Segment Start: Information supplied

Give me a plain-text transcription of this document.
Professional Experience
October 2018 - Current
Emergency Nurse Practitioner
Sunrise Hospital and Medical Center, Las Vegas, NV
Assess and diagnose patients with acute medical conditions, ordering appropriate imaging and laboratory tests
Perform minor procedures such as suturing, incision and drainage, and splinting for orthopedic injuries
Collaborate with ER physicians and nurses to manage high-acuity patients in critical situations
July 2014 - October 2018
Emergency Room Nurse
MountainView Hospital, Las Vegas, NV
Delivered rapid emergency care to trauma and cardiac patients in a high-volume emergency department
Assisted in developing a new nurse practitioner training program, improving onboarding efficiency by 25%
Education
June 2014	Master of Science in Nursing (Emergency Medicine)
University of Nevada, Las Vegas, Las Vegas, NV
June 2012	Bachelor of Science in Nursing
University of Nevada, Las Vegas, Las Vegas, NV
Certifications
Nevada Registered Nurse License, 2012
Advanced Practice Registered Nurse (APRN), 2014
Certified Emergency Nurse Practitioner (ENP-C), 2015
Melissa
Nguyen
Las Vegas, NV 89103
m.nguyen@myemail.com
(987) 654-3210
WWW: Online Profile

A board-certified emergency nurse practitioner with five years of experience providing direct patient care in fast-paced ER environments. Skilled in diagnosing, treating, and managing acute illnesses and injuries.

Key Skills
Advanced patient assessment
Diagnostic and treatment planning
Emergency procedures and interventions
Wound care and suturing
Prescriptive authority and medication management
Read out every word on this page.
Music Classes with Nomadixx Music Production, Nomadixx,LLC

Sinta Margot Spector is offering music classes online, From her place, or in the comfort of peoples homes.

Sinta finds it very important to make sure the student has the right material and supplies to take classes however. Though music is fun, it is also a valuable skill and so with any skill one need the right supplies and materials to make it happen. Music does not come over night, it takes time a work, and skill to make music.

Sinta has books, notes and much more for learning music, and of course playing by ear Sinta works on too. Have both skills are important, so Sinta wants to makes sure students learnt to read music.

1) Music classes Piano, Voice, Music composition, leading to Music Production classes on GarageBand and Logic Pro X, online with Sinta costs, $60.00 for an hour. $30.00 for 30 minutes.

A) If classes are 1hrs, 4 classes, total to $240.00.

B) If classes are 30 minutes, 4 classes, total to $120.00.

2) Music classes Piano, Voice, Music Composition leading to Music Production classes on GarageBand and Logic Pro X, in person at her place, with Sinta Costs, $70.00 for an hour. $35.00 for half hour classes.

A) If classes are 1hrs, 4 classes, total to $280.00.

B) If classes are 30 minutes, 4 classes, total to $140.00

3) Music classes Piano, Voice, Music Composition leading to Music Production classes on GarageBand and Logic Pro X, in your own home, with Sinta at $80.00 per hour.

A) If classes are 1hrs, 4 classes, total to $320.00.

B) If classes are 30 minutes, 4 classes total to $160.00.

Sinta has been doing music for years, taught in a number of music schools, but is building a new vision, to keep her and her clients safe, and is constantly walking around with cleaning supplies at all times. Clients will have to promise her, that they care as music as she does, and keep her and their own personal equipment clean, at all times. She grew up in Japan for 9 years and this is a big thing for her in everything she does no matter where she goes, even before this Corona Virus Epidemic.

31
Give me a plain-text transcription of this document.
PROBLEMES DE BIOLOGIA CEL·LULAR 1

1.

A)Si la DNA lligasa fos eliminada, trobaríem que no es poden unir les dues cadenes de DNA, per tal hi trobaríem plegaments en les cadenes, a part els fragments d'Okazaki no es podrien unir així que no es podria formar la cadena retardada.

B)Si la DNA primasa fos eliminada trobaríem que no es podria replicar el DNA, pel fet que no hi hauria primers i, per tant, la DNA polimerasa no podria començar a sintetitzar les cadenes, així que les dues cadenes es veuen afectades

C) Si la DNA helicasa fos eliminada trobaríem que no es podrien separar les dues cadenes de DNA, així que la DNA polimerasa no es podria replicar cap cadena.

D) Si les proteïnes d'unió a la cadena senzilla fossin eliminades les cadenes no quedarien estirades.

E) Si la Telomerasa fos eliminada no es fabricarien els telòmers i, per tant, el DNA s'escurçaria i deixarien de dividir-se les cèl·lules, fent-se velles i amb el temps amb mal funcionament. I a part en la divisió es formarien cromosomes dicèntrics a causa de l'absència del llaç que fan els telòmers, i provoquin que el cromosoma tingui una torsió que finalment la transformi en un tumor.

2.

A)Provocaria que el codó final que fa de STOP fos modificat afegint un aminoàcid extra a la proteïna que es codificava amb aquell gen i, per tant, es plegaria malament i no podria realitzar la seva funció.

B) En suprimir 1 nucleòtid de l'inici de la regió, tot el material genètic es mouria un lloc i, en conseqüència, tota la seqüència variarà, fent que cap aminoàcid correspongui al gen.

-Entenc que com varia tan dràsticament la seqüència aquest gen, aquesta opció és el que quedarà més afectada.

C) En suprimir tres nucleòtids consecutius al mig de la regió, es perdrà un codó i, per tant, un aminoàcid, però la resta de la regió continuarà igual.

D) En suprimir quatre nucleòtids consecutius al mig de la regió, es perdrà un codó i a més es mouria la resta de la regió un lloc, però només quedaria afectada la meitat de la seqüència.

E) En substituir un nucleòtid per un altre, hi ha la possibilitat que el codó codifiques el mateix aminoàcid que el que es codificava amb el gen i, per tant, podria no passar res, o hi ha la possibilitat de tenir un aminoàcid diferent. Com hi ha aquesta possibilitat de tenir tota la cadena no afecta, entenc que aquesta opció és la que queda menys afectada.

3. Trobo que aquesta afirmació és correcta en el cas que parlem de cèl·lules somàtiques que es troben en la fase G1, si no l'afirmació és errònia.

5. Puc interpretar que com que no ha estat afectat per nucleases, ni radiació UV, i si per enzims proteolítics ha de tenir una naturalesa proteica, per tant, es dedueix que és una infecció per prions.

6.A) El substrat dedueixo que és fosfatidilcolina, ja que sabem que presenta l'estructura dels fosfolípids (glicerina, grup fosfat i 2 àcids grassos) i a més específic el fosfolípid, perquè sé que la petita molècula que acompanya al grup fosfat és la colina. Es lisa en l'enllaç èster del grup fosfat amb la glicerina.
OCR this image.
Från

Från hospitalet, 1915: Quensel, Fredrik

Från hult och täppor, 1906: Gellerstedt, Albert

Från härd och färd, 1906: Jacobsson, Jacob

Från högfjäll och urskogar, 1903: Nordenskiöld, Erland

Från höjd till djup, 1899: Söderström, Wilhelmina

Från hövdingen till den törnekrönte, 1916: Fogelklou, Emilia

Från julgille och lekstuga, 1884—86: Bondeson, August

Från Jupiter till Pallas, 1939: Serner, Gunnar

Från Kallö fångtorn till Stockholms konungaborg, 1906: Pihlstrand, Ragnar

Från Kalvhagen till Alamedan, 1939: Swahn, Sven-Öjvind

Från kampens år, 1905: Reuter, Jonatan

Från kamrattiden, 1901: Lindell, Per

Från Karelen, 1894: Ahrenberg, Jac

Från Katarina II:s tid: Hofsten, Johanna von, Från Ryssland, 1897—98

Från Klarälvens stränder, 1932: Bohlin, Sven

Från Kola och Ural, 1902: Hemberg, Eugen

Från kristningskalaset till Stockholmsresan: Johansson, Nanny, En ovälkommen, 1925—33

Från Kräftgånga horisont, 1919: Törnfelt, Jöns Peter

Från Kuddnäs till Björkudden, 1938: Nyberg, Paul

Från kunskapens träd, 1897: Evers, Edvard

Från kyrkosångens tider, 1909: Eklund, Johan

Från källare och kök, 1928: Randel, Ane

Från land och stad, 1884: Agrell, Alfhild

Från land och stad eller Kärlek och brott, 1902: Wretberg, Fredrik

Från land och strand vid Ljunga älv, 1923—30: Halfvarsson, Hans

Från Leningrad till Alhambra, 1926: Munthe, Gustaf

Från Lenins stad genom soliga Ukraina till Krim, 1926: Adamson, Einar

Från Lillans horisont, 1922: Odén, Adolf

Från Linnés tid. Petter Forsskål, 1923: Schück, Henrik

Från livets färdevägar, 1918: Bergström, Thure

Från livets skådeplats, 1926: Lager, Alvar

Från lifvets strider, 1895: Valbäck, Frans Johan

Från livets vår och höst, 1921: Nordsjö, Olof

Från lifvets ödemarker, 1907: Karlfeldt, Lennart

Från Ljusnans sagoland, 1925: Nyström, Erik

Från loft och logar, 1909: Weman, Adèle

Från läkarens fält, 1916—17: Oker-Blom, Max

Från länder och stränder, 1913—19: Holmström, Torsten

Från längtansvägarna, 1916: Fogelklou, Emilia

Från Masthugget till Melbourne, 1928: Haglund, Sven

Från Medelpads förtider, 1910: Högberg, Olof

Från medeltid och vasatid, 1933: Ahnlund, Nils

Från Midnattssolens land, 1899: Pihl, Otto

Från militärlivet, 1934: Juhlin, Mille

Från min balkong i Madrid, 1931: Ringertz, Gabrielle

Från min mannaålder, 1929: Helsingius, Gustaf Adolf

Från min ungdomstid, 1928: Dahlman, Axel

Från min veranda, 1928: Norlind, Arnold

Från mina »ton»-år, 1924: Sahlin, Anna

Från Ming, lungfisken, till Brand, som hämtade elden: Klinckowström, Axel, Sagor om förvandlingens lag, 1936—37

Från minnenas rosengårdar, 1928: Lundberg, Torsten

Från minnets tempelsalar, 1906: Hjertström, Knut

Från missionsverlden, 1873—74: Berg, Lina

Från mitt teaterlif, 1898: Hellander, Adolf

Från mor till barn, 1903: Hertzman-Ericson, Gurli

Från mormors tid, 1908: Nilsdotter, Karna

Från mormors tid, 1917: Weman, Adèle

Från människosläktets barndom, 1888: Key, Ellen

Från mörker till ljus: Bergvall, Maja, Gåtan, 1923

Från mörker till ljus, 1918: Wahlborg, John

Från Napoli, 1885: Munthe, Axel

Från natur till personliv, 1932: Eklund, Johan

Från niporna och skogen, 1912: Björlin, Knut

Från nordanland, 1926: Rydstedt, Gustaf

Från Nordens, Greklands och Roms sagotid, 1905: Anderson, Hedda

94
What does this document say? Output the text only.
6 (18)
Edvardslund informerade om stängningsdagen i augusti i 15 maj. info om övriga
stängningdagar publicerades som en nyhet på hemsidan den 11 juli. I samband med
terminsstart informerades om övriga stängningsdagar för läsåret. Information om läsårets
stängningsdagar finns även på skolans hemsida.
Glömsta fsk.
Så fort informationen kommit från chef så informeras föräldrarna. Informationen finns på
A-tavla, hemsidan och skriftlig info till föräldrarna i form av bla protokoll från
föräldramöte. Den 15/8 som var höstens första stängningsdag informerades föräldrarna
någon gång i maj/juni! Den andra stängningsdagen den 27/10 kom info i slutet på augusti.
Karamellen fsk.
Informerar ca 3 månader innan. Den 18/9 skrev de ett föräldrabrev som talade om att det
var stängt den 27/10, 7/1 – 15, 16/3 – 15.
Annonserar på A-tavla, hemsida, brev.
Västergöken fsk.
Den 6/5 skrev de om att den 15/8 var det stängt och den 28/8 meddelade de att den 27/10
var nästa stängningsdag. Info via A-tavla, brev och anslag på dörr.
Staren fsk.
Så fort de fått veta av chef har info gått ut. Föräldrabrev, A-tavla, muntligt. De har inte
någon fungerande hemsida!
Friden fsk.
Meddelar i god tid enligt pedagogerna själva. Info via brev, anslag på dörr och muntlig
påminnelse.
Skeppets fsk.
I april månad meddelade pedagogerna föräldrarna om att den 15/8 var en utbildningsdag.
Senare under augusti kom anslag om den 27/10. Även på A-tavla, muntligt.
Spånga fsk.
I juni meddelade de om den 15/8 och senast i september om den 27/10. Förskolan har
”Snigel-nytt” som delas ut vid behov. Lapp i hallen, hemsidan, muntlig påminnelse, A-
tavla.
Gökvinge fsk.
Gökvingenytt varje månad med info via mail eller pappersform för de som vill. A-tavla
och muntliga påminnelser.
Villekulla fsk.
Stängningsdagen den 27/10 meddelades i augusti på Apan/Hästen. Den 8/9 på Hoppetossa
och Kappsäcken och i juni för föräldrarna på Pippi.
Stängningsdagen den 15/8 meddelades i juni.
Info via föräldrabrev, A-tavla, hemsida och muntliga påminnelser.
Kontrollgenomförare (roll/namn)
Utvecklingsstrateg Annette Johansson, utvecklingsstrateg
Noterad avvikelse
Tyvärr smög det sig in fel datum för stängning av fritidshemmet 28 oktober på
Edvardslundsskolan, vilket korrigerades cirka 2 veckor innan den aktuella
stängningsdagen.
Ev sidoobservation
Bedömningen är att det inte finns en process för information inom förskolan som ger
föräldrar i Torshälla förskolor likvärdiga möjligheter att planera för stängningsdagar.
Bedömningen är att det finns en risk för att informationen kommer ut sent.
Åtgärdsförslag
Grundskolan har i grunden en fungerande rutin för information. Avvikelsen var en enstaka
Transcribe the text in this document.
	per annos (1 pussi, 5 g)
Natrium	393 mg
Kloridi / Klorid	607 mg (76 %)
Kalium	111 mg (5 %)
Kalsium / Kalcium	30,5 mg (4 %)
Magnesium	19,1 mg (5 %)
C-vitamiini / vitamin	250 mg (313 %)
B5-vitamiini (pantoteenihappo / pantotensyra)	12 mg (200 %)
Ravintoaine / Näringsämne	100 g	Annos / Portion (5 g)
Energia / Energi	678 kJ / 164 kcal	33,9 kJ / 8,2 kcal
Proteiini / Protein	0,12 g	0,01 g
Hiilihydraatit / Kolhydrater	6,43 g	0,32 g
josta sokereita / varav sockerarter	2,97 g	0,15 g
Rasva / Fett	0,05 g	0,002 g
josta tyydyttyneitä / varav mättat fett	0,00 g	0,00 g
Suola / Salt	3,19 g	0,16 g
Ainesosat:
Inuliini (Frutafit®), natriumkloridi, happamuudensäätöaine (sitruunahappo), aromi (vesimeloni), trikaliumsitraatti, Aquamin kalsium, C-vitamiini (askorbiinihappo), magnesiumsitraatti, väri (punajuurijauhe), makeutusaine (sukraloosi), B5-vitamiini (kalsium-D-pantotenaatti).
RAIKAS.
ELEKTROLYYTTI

Segment End: Information supplied

Assignment -
Scan the records for the word "consecutius", and copy each line where it is found.

Solution for this exercise -
C) En suprimir tres nucleòtids consecutius al mig de la regió, es perdrà un codó i, per tant, un aminoàcid, però la resta de la regió continuarà igual.
D) En suprimir quatre nucleòtids consecutius al mig de la regió, es perdrà un codó i a més es mouria la resta de la regió un lloc, però només quedaria afectada la meitat de la seqüència.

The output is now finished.